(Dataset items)
#####
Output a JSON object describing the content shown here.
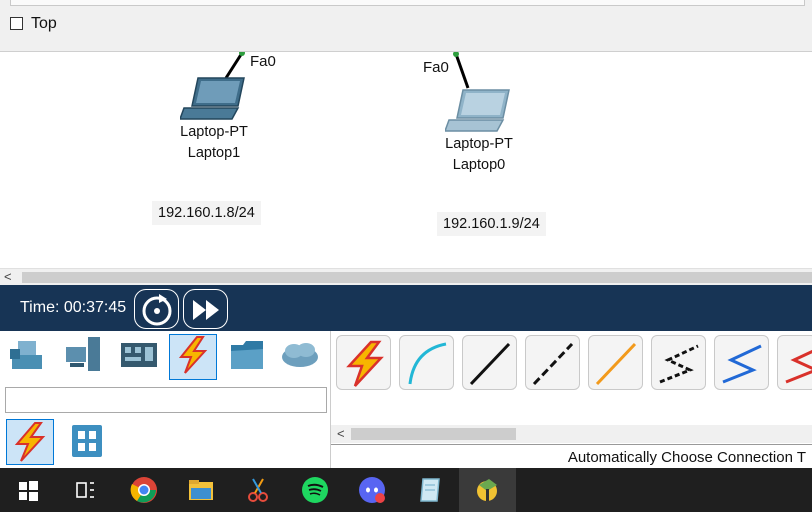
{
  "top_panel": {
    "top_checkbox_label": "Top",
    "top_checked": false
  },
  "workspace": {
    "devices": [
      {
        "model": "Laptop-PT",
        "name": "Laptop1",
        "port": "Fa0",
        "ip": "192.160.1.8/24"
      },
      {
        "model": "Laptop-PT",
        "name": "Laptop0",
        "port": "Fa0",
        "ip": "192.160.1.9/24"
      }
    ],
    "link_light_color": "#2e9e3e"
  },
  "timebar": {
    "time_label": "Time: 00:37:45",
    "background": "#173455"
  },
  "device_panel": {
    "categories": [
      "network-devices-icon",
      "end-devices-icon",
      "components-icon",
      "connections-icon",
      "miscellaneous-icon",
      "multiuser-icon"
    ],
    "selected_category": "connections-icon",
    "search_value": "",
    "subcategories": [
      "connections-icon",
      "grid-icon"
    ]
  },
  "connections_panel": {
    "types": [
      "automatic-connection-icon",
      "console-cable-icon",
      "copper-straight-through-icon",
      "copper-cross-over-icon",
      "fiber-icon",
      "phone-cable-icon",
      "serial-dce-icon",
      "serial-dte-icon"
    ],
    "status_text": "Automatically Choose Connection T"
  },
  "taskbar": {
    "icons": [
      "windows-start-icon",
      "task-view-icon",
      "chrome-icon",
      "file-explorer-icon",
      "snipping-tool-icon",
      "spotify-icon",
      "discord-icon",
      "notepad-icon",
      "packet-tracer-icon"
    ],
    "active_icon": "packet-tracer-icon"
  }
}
#####
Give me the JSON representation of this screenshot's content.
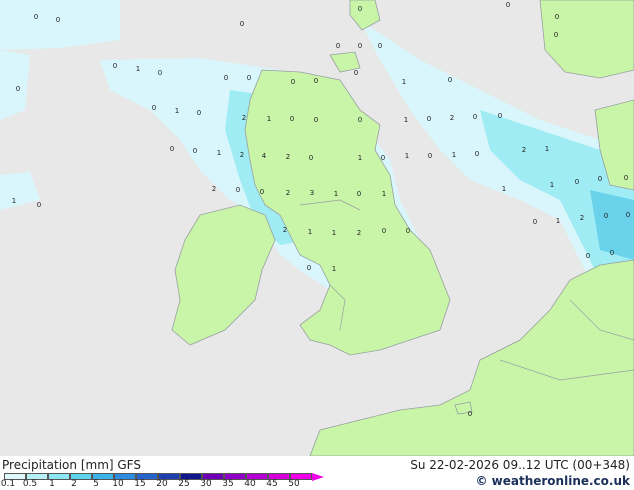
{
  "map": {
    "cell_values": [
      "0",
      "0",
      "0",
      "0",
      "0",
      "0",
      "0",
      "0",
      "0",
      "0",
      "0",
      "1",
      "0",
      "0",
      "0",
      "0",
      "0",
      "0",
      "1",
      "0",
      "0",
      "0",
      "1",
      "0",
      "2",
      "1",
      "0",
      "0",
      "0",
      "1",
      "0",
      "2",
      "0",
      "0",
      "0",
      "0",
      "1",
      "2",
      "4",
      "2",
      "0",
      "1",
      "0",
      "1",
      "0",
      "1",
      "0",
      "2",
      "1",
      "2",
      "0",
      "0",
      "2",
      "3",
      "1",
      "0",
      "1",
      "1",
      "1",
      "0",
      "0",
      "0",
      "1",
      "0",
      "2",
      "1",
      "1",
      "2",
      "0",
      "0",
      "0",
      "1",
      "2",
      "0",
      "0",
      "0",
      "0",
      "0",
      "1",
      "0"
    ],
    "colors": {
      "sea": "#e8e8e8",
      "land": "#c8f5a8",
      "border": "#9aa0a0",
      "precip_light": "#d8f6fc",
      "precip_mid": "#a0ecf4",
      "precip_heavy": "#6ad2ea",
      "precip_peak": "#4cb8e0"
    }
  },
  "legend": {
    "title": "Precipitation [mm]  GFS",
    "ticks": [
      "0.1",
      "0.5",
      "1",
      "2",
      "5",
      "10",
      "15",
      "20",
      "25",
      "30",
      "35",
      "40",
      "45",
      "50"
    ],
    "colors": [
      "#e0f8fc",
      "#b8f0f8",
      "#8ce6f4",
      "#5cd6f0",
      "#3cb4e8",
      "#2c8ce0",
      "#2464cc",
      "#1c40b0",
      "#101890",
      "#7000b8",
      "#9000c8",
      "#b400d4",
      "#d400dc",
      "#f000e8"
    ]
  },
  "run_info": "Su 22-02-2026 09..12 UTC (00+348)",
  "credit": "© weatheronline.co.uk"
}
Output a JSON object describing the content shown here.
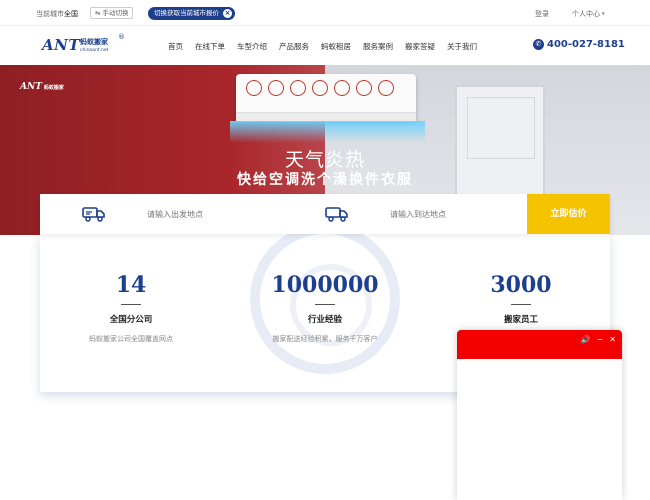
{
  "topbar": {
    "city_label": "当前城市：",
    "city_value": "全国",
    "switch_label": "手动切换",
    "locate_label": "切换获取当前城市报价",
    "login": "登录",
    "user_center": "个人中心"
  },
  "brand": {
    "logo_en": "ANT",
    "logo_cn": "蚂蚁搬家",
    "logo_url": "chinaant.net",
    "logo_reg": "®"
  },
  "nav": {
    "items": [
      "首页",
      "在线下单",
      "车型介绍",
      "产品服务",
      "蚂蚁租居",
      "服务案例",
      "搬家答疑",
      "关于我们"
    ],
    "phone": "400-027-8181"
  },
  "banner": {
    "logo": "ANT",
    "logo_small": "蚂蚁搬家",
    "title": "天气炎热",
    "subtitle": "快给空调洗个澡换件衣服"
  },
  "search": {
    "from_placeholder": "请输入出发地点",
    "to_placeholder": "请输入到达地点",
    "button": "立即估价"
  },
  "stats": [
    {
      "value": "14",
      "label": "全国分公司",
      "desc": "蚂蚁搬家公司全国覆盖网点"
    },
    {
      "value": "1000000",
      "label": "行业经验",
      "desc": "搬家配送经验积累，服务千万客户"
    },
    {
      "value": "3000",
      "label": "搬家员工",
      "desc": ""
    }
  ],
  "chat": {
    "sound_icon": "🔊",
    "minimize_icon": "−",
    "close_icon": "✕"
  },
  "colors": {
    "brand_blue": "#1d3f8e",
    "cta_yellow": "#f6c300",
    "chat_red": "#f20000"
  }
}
#####
## Instructions to follow
Extract every line containing the string "devices" from the data above.

## Response to this task
    "devices": [
      "network-devices-icon",
      "end-devices-icon",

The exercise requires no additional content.